▶ Task description:
Exactly as written, retype the listing below, omitting the pictures.

[Chart and figure data]
————————

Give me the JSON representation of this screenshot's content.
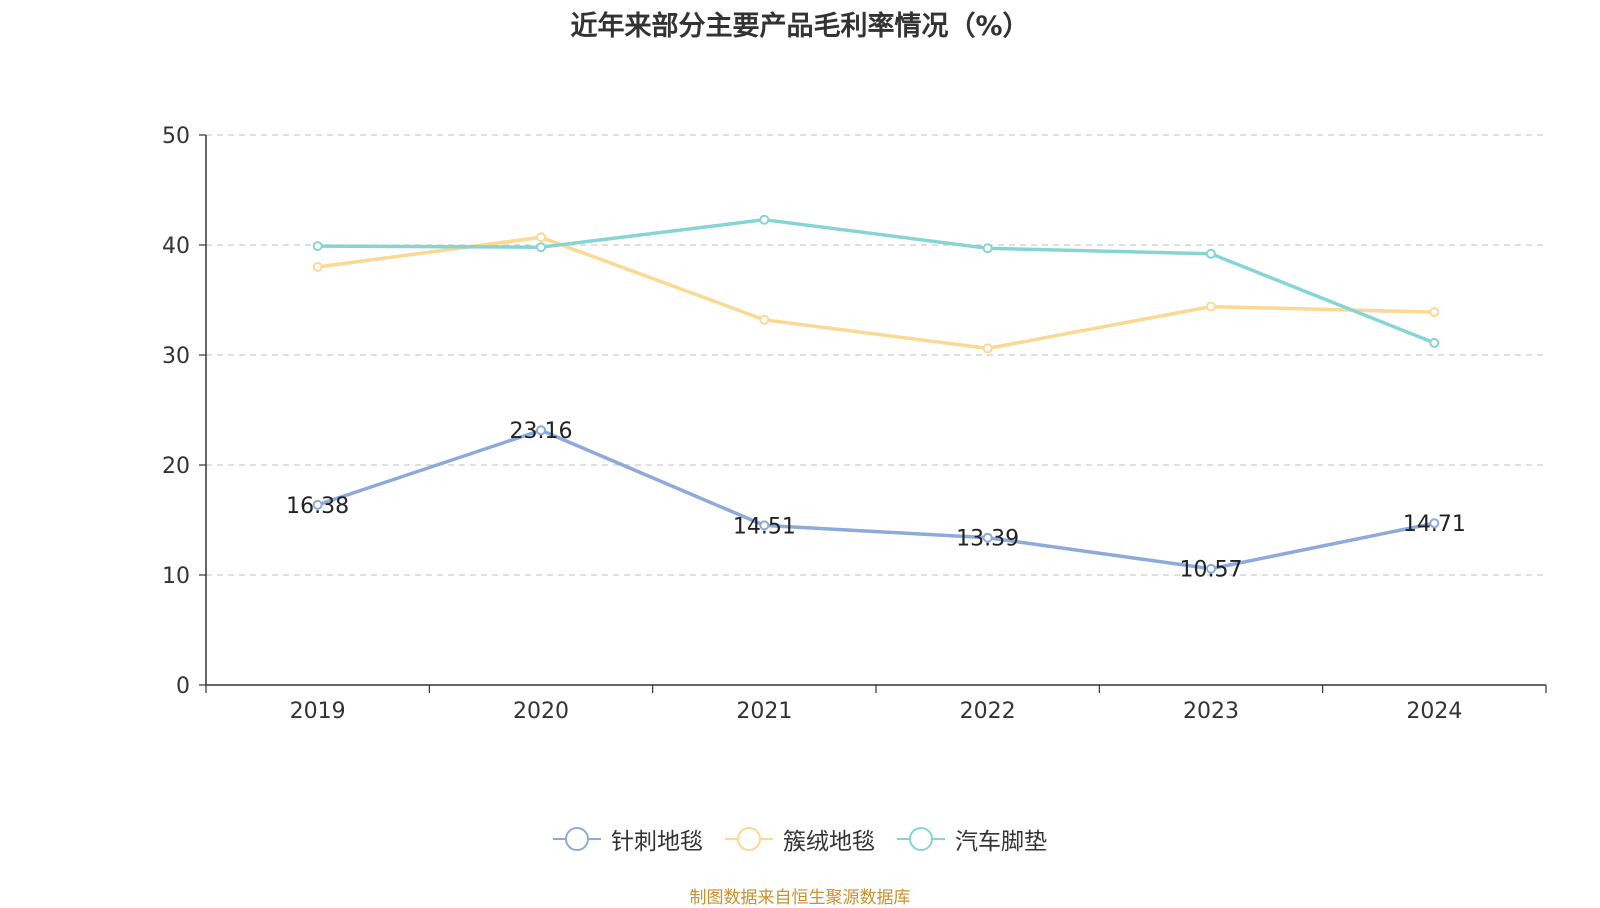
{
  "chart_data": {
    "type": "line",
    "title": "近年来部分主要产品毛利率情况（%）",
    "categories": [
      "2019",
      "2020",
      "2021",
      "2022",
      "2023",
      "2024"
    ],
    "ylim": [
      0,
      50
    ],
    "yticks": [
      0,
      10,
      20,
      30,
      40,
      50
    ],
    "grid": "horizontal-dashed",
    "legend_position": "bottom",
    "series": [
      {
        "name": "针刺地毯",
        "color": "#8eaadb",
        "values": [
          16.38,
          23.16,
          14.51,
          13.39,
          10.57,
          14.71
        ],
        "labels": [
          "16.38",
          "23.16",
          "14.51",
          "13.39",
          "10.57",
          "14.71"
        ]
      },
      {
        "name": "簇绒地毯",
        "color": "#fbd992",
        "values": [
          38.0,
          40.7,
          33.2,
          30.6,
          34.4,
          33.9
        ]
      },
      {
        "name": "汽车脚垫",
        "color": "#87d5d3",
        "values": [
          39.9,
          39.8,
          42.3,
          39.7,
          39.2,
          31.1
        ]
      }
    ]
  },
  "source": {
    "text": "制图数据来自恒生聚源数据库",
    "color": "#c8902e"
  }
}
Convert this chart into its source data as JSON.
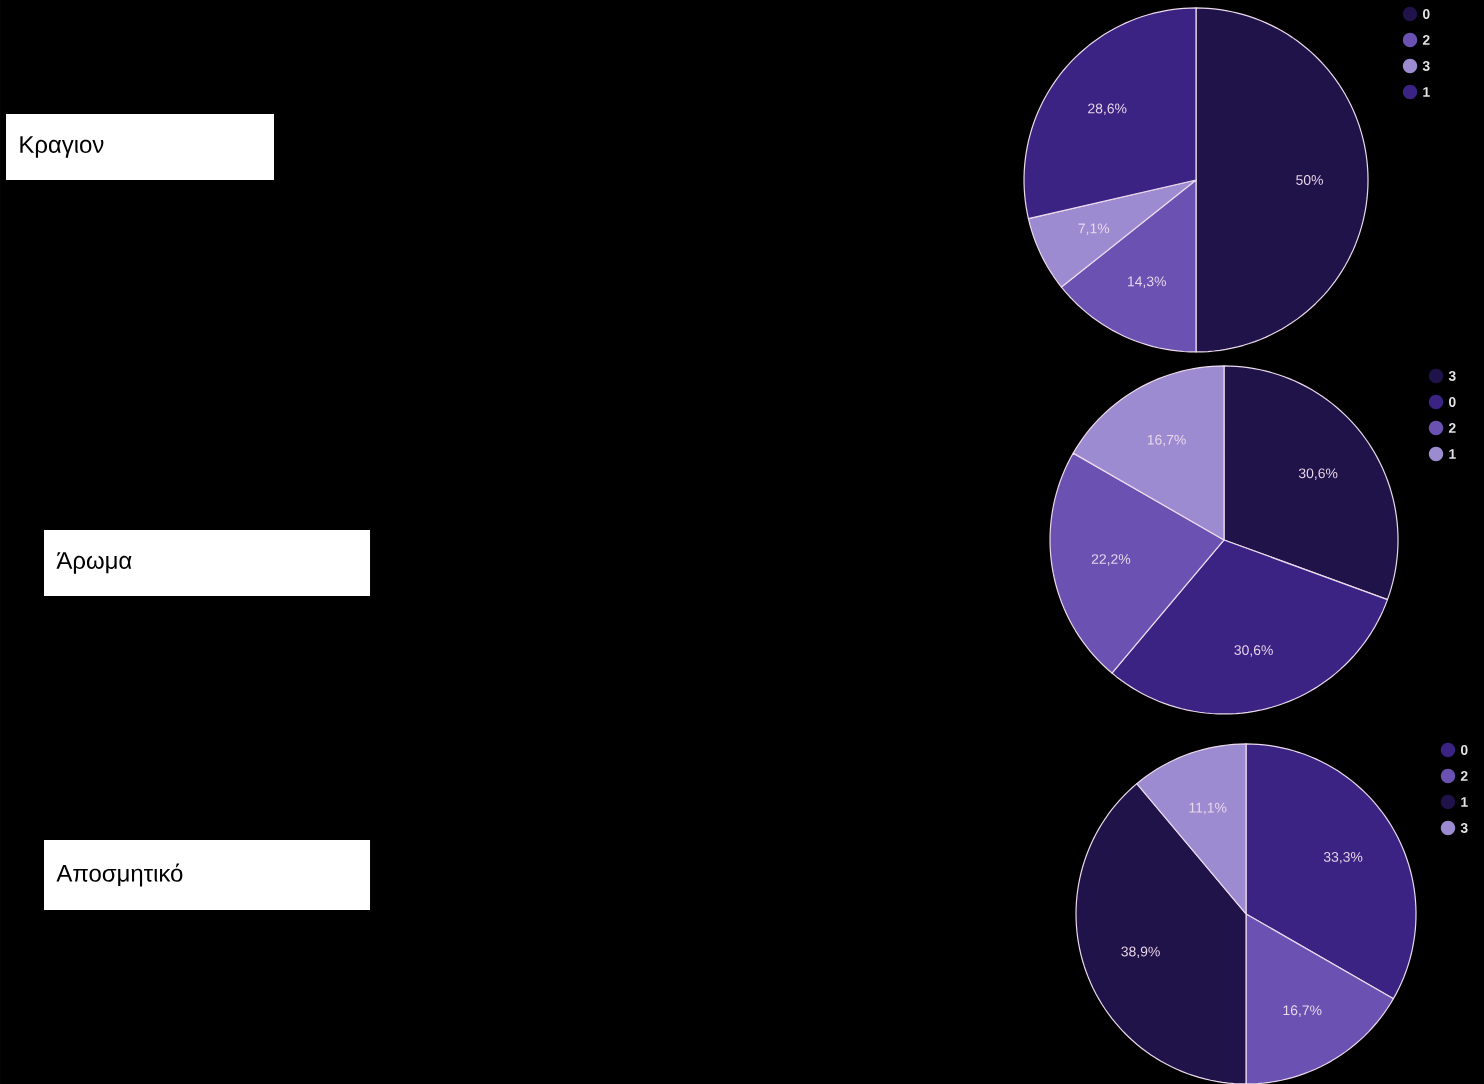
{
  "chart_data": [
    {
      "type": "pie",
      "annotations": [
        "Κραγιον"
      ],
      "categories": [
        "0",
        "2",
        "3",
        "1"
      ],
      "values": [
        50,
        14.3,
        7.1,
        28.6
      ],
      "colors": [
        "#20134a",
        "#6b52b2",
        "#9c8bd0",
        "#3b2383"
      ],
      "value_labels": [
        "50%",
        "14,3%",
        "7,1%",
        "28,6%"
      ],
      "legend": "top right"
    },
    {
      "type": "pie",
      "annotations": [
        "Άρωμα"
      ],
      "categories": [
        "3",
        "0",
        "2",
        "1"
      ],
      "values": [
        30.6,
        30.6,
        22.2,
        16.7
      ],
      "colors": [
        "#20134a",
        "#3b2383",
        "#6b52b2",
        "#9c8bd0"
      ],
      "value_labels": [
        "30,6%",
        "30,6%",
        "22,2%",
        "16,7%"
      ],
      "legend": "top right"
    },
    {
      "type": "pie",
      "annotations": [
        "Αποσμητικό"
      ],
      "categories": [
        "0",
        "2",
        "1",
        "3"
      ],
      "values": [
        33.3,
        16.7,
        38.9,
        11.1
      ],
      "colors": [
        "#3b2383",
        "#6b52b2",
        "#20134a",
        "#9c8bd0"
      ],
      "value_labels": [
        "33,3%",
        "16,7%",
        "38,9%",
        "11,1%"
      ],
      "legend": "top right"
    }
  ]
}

————————

▶ Result of this exercise:
Give me the JSON representation of this screenshot's content.
{
  "chart_data": {
    "type": "line",
    "title": "近年来部分主要产品毛利率情况（%）",
    "categories": [
      "2019",
      "2020",
      "2021",
      "2022",
      "2023",
      "2024"
    ],
    "ylim": [
      0,
      50
    ],
    "yticks": [
      0,
      10,
      20,
      30,
      40,
      50
    ],
    "grid": "horizontal-dashed",
    "legend_position": "bottom",
    "series": [
      {
        "name": "针刺地毯",
        "color": "#8eaadb",
        "values": [
          16.38,
          23.16,
          14.51,
          13.39,
          10.57,
          14.71
        ],
        "labels": [
          "16.38",
          "23.16",
          "14.51",
          "13.39",
          "10.57",
          "14.71"
        ]
      },
      {
        "name": "簇绒地毯",
        "color": "#fbd992",
        "values": [
          38.0,
          40.7,
          33.2,
          30.6,
          34.4,
          33.9
        ]
      },
      {
        "name": "汽车脚垫",
        "color": "#87d5d3",
        "values": [
          39.9,
          39.8,
          42.3,
          39.7,
          39.2,
          31.1
        ]
      }
    ]
  },
  "source": {
    "text": "制图数据来自恒生聚源数据库",
    "color": "#c8902e"
  }
}
Convert this chart into its source data as JSON.
{
  "chart_data": [
    {
      "type": "pie",
      "annotations": [
        "Κραγιον"
      ],
      "categories": [
        "0",
        "2",
        "3",
        "1"
      ],
      "values": [
        50,
        14.3,
        7.1,
        28.6
      ],
      "colors": [
        "#20134a",
        "#6b52b2",
        "#9c8bd0",
        "#3b2383"
      ],
      "value_labels": [
        "50%",
        "14,3%",
        "7,1%",
        "28,6%"
      ],
      "legend": "top right"
    },
    {
      "type": "pie",
      "annotations": [
        "Άρωμα"
      ],
      "categories": [
        "3",
        "0",
        "2",
        "1"
      ],
      "values": [
        30.6,
        30.6,
        22.2,
        16.7
      ],
      "colors": [
        "#20134a",
        "#3b2383",
        "#6b52b2",
        "#9c8bd0"
      ],
      "value_labels": [
        "30,6%",
        "30,6%",
        "22,2%",
        "16,7%"
      ],
      "legend": "top right"
    },
    {
      "type": "pie",
      "annotations": [
        "Αποσμητικό"
      ],
      "categories": [
        "0",
        "2",
        "1",
        "3"
      ],
      "values": [
        33.3,
        16.7,
        38.9,
        11.1
      ],
      "colors": [
        "#3b2383",
        "#6b52b2",
        "#20134a",
        "#9c8bd0"
      ],
      "value_labels": [
        "33,3%",
        "16,7%",
        "38,9%",
        "11,1%"
      ],
      "legend": "top right"
    }
  ]
}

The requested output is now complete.